Omit every picture, then give all the entries again exactly.

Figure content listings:
-- START --
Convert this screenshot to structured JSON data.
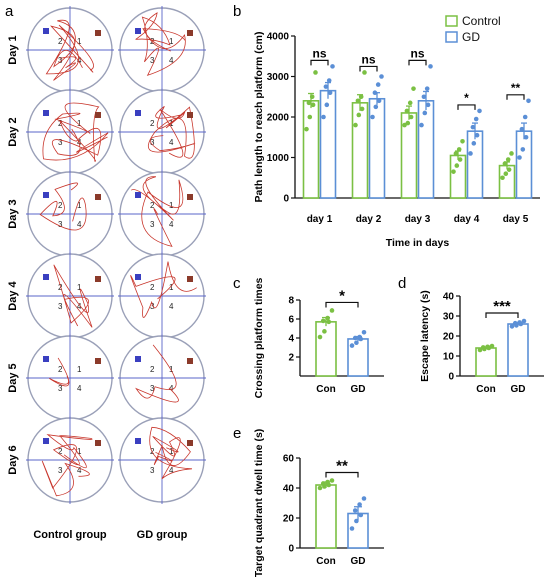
{
  "panel_letters": {
    "a": "a",
    "b": "b",
    "c": "c",
    "d": "d",
    "e": "e"
  },
  "maze": {
    "day_labels": [
      "Day 1",
      "Day 2",
      "Day 3",
      "Day 4",
      "Day 5",
      "Day 6"
    ],
    "group_labels": [
      "Control group",
      "GD group"
    ],
    "quadrants": [
      "1",
      "2",
      "3",
      "4"
    ],
    "colors": {
      "track": "#c8362c",
      "axes": "#5a64c9",
      "circle": "#9aa0b8",
      "platform": "#8b3a2a",
      "start": "#3a3fc0"
    }
  },
  "chart_data": [
    {
      "type": "bar",
      "panel": "b",
      "categories": [
        "day 1",
        "day 2",
        "day 3",
        "day 4",
        "day 5"
      ],
      "series": [
        {
          "name": "Control",
          "color": "#7bc043",
          "values": [
            2400,
            2350,
            2100,
            1050,
            800
          ],
          "points": [
            [
              1700,
              2000,
              2300,
              2350,
              2500,
              3100
            ],
            [
              1800,
              2050,
              2200,
              2400,
              2500,
              3100
            ],
            [
              1800,
              1850,
              2000,
              2150,
              2350,
              2700
            ],
            [
              650,
              800,
              950,
              1100,
              1200,
              1400
            ],
            [
              500,
              600,
              700,
              850,
              950,
              1100
            ]
          ]
        },
        {
          "name": "GD",
          "color": "#5b8fd6",
          "values": [
            2650,
            2450,
            2400,
            1650,
            1650
          ],
          "points": [
            [
              2000,
              2300,
              2600,
              2750,
              2900,
              3250
            ],
            [
              2000,
              2250,
              2400,
              2600,
              2800,
              3000
            ],
            [
              1800,
              2100,
              2300,
              2500,
              2700,
              3250
            ],
            [
              1100,
              1350,
              1550,
              1750,
              1950,
              2150
            ],
            [
              1000,
              1200,
              1500,
              1700,
              2000,
              2400
            ]
          ]
        }
      ],
      "errors": {
        "Control": [
          180,
          200,
          170,
          110,
          90
        ],
        "GD": [
          200,
          150,
          230,
          200,
          200
        ]
      },
      "significance": [
        "ns",
        "ns",
        "ns",
        "*",
        "**"
      ],
      "ylabel": "Path length to reach platform (cm)",
      "xlabel": "Time in days",
      "ylim": [
        0,
        4000
      ],
      "yticks": [
        "0",
        "1000",
        "2000",
        "3000",
        "4000"
      ],
      "legend": "top-right"
    },
    {
      "type": "bar",
      "panel": "c",
      "categories": [
        "Con",
        "GD"
      ],
      "values": [
        5.7,
        3.9
      ],
      "errors": [
        0.45,
        0.25
      ],
      "points": [
        [
          4.1,
          4.7,
          5.7,
          5.8,
          6.1,
          6.9
        ],
        [
          3.2,
          3.5,
          3.9,
          4.0,
          4.1,
          4.6
        ]
      ],
      "colors": [
        "#7bc043",
        "#5b8fd6"
      ],
      "significance": "*",
      "ylabel": "Crossing platform times",
      "ylim": [
        0,
        8
      ],
      "yticks": [
        "2",
        "4",
        "6",
        "8"
      ]
    },
    {
      "type": "bar",
      "panel": "d",
      "categories": [
        "Con",
        "GD"
      ],
      "values": [
        14,
        26
      ],
      "errors": [
        0.5,
        0.6
      ],
      "points": [
        [
          13.0,
          13.5,
          14.0,
          14.3,
          14.6,
          15.0
        ],
        [
          24.8,
          25.3,
          26.0,
          26.4,
          26.8,
          27.5
        ]
      ],
      "colors": [
        "#7bc043",
        "#5b8fd6"
      ],
      "significance": "***",
      "ylabel": "Escape latency (s)",
      "ylim": [
        0,
        40
      ],
      "yticks": [
        "0",
        "10",
        "20",
        "30",
        "40"
      ]
    },
    {
      "type": "bar",
      "panel": "e",
      "categories": [
        "Con",
        "GD"
      ],
      "values": [
        42,
        23
      ],
      "errors": [
        2.0,
        4.5
      ],
      "points": [
        [
          40,
          41,
          42,
          43,
          44,
          45
        ],
        [
          13,
          18,
          22,
          25,
          29,
          33
        ]
      ],
      "colors": [
        "#7bc043",
        "#5b8fd6"
      ],
      "significance": "**",
      "ylabel": "Target quadrant dwell time (s)",
      "ylim": [
        0,
        60
      ],
      "yticks": [
        "0",
        "20",
        "40",
        "60"
      ]
    }
  ]
}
-- END --
*Written response*:
Convert this screenshot to structured JSON data.
{
  "panel_letters": {
    "a": "a",
    "b": "b",
    "c": "c",
    "d": "d",
    "e": "e"
  },
  "maze": {
    "day_labels": [
      "Day 1",
      "Day 2",
      "Day 3",
      "Day 4",
      "Day 5",
      "Day 6"
    ],
    "group_labels": [
      "Control group",
      "GD group"
    ],
    "quadrants": [
      "1",
      "2",
      "3",
      "4"
    ],
    "colors": {
      "track": "#c8362c",
      "axes": "#5a64c9",
      "circle": "#9aa0b8",
      "platform": "#8b3a2a",
      "start": "#3a3fc0"
    }
  },
  "chart_data": [
    {
      "type": "bar",
      "panel": "b",
      "categories": [
        "day 1",
        "day 2",
        "day 3",
        "day 4",
        "day 5"
      ],
      "series": [
        {
          "name": "Control",
          "color": "#7bc043",
          "values": [
            2400,
            2350,
            2100,
            1050,
            800
          ],
          "points": [
            [
              1700,
              2000,
              2300,
              2350,
              2500,
              3100
            ],
            [
              1800,
              2050,
              2200,
              2400,
              2500,
              3100
            ],
            [
              1800,
              1850,
              2000,
              2150,
              2350,
              2700
            ],
            [
              650,
              800,
              950,
              1100,
              1200,
              1400
            ],
            [
              500,
              600,
              700,
              850,
              950,
              1100
            ]
          ]
        },
        {
          "name": "GD",
          "color": "#5b8fd6",
          "values": [
            2650,
            2450,
            2400,
            1650,
            1650
          ],
          "points": [
            [
              2000,
              2300,
              2600,
              2750,
              2900,
              3250
            ],
            [
              2000,
              2250,
              2400,
              2600,
              2800,
              3000
            ],
            [
              1800,
              2100,
              2300,
              2500,
              2700,
              3250
            ],
            [
              1100,
              1350,
              1550,
              1750,
              1950,
              2150
            ],
            [
              1000,
              1200,
              1500,
              1700,
              2000,
              2400
            ]
          ]
        }
      ],
      "errors": {
        "Control": [
          180,
          200,
          170,
          110,
          90
        ],
        "GD": [
          200,
          150,
          230,
          200,
          200
        ]
      },
      "significance": [
        "ns",
        "ns",
        "ns",
        "*",
        "**"
      ],
      "ylabel": "Path length to reach platform (cm)",
      "xlabel": "Time in days",
      "ylim": [
        0,
        4000
      ],
      "yticks": [
        "0",
        "1000",
        "2000",
        "3000",
        "4000"
      ],
      "legend": "top-right"
    },
    {
      "type": "bar",
      "panel": "c",
      "categories": [
        "Con",
        "GD"
      ],
      "values": [
        5.7,
        3.9
      ],
      "errors": [
        0.45,
        0.25
      ],
      "points": [
        [
          4.1,
          4.7,
          5.7,
          5.8,
          6.1,
          6.9
        ],
        [
          3.2,
          3.5,
          3.9,
          4.0,
          4.1,
          4.6
        ]
      ],
      "colors": [
        "#7bc043",
        "#5b8fd6"
      ],
      "significance": "*",
      "ylabel": "Crossing platform times",
      "ylim": [
        0,
        8
      ],
      "yticks": [
        "2",
        "4",
        "6",
        "8"
      ]
    },
    {
      "type": "bar",
      "panel": "d",
      "categories": [
        "Con",
        "GD"
      ],
      "values": [
        14,
        26
      ],
      "errors": [
        0.5,
        0.6
      ],
      "points": [
        [
          13.0,
          13.5,
          14.0,
          14.3,
          14.6,
          15.0
        ],
        [
          24.8,
          25.3,
          26.0,
          26.4,
          26.8,
          27.5
        ]
      ],
      "colors": [
        "#7bc043",
        "#5b8fd6"
      ],
      "significance": "***",
      "ylabel": "Escape latency (s)",
      "ylim": [
        0,
        40
      ],
      "yticks": [
        "0",
        "10",
        "20",
        "30",
        "40"
      ]
    },
    {
      "type": "bar",
      "panel": "e",
      "categories": [
        "Con",
        "GD"
      ],
      "values": [
        42,
        23
      ],
      "errors": [
        2.0,
        4.5
      ],
      "points": [
        [
          40,
          41,
          42,
          43,
          44,
          45
        ],
        [
          13,
          18,
          22,
          25,
          29,
          33
        ]
      ],
      "colors": [
        "#7bc043",
        "#5b8fd6"
      ],
      "significance": "**",
      "ylabel": "Target quadrant dwell time (s)",
      "ylim": [
        0,
        60
      ],
      "yticks": [
        "0",
        "20",
        "40",
        "60"
      ]
    }
  ]
}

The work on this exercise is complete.